Each line containing the word "JSON" must be reported.

--

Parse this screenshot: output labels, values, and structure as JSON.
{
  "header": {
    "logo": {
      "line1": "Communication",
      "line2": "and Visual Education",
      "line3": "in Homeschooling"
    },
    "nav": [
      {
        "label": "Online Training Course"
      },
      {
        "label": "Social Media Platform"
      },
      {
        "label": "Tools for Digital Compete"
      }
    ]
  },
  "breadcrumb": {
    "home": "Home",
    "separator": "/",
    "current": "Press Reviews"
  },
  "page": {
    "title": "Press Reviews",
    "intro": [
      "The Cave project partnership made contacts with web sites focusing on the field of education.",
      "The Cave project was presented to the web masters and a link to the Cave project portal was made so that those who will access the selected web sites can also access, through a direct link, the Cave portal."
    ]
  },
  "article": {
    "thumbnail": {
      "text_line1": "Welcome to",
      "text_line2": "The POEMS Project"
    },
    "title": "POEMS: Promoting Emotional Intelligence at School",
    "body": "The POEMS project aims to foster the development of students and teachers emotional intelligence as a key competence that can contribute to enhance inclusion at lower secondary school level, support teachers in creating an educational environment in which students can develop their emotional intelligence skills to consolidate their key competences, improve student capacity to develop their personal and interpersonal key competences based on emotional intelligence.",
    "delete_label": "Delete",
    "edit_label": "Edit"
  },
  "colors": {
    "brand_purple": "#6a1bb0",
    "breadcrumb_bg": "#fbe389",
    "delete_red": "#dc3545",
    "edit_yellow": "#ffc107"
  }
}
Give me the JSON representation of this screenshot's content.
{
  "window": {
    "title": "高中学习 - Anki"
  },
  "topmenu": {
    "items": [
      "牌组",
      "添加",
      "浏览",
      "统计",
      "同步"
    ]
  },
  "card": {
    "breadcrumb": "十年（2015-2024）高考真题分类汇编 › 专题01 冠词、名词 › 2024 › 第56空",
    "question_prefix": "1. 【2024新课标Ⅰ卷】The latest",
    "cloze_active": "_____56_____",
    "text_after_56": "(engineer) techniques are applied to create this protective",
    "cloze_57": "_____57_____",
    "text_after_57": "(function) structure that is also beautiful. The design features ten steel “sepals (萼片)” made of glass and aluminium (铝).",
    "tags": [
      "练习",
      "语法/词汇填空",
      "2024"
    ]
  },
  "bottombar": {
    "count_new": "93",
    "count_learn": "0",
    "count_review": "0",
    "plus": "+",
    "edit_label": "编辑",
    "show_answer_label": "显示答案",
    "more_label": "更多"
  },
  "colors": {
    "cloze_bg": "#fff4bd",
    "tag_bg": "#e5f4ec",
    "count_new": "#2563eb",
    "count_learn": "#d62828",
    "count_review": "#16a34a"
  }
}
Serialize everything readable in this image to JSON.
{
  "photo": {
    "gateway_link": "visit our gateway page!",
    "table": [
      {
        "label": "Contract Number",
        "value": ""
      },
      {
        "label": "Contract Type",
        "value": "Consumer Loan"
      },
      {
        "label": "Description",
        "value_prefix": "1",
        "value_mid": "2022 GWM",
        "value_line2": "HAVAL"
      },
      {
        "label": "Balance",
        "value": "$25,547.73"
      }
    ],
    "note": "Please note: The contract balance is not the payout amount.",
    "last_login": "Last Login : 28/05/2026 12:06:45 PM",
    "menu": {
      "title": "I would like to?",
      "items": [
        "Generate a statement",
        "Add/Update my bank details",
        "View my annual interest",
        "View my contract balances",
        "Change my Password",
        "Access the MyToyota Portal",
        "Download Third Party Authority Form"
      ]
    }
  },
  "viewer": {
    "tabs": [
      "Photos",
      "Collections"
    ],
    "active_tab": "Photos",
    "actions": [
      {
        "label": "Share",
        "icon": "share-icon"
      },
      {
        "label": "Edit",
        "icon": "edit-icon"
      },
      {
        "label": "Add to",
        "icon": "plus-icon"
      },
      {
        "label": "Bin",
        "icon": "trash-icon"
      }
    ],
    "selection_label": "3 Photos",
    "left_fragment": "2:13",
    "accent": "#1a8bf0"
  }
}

--

= Task answer =
Parse this screenshot: output labels, values, and structure as JSON.
Give me the JSON representation of this screenshot's content.
Serialize everything readable in this image to JSON.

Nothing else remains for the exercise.